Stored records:
══════════
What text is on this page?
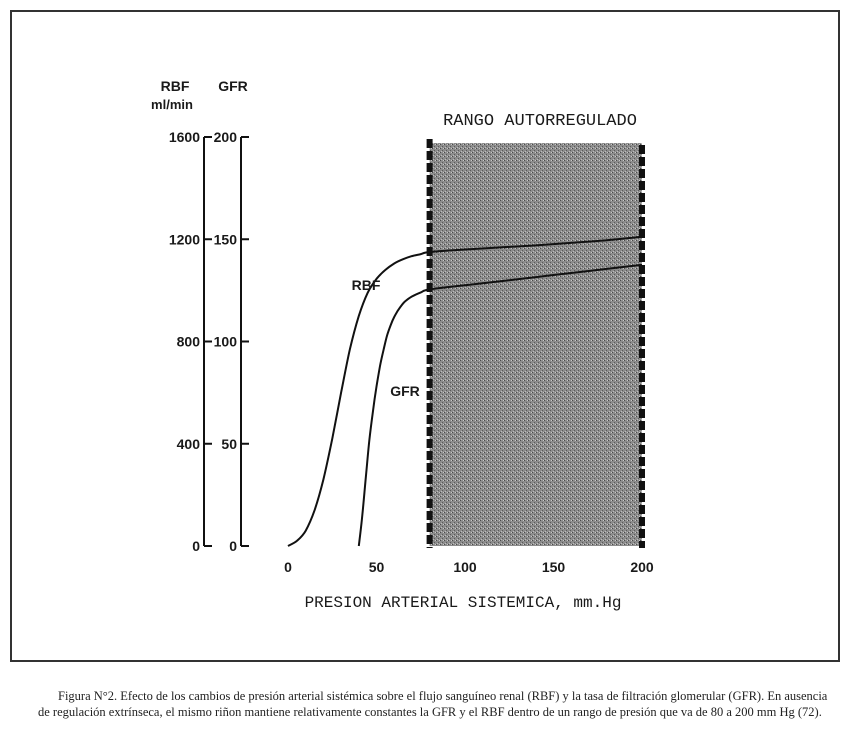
RANGO AUTORREGULADO
RBF
ml/min
GFR
0
400
800
1200
1600
0
50
100
150
200
0	50	100	150	200
RBF
GFR
PRESION ARTERIAL SISTEMICA, mm.Hg

Figura N°2. Efecto de los cambios de presión arterial sistémica sobre el flujo sanguíneo renal (RBF) y la tasa de filtración glomerular (GFR). En ausencia de regulación extrínseca, el mismo riñon mantiene relativamente constantes la GFR y el RBF dentro de un rango de presión que va de 80 a 200 mm Hg (72).
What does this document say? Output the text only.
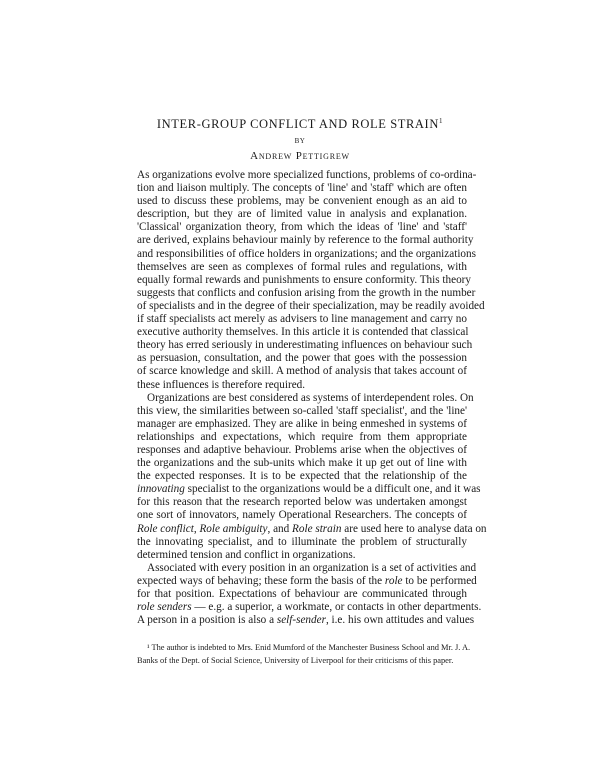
INTER-GROUP CONFLICT AND ROLE STRAIN$^1$
BY
Andrew Pettigrew
As organizations evolve more specialized functions, problems of co-ordina-
tion and liaison multiply. The concepts of 'line' and 'staff' which are often
used to discuss these problems, may be convenient enough as an aid to
description, but they are of limited value in analysis and explanation.
'Classical' organization theory, from which the ideas of 'line' and 'staff'
are derived, explains behaviour mainly by reference to the formal authority
and responsibilities of office holders in organizations; and the organizations
themselves are seen as complexes of formal rules and regulations, with
equally formal rewards and punishments to ensure conformity. This theory
suggests that conflicts and confusion arising from the growth in the number
of specialists and in the degree of their specialization, may be readily avoided
if staff specialists act merely as advisers to line management and carry no
executive authority themselves. In this article it is contended that classical
theory has erred seriously in underestimating influences on behaviour such
as persuasion, consultation, and the power that goes with the possession
of scarce knowledge and skill. A method of analysis that takes account of
these influences is therefore required.
Organizations are best considered as systems of interdependent roles. On
this view, the similarities between so-called 'staff specialist', and the 'line'
manager are emphasized. They are alike in being enmeshed in systems of
relationships and expectations, which require from them appropriate
responses and adaptive behaviour. Problems arise when the objectives of
the organizations and the sub-units which make it up get out of line with
the expected responses. It is to be expected that the relationship of the
innovating specialist to the organizations would be a difficult one, and it was
for this reason that the research reported below was undertaken amongst
one sort of innovators, namely Operational Researchers. The concepts of
Role conflict, Role ambiguity, and Role strain are used here to analyse data on
the innovating specialist, and to illuminate the problem of structurally
determined tension and conflict in organizations.
Associated with every position in an organization is a set of activities and
expected ways of behaving; these form the basis of the role to be performed
for that position. Expectations of behaviour are communicated through
role senders — e.g. a superior, a workmate, or contacts in other departments.
A person in a position is also a self-sender, i.e. his own attitudes and values
¹ The author is indebted to Mrs. Enid Mumford of the Manchester Business School and Mr. J. A.
Banks of the Dept. of Social Science, University of Liverpool for their criticisms of this paper.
══════════
• Brief: Copy all lines of the material above where the string "systems" occurs.

• Task output:
Organizations are best considered as systems of interdependent roles. On
manager are emphasized. They are alike in being enmeshed in systems of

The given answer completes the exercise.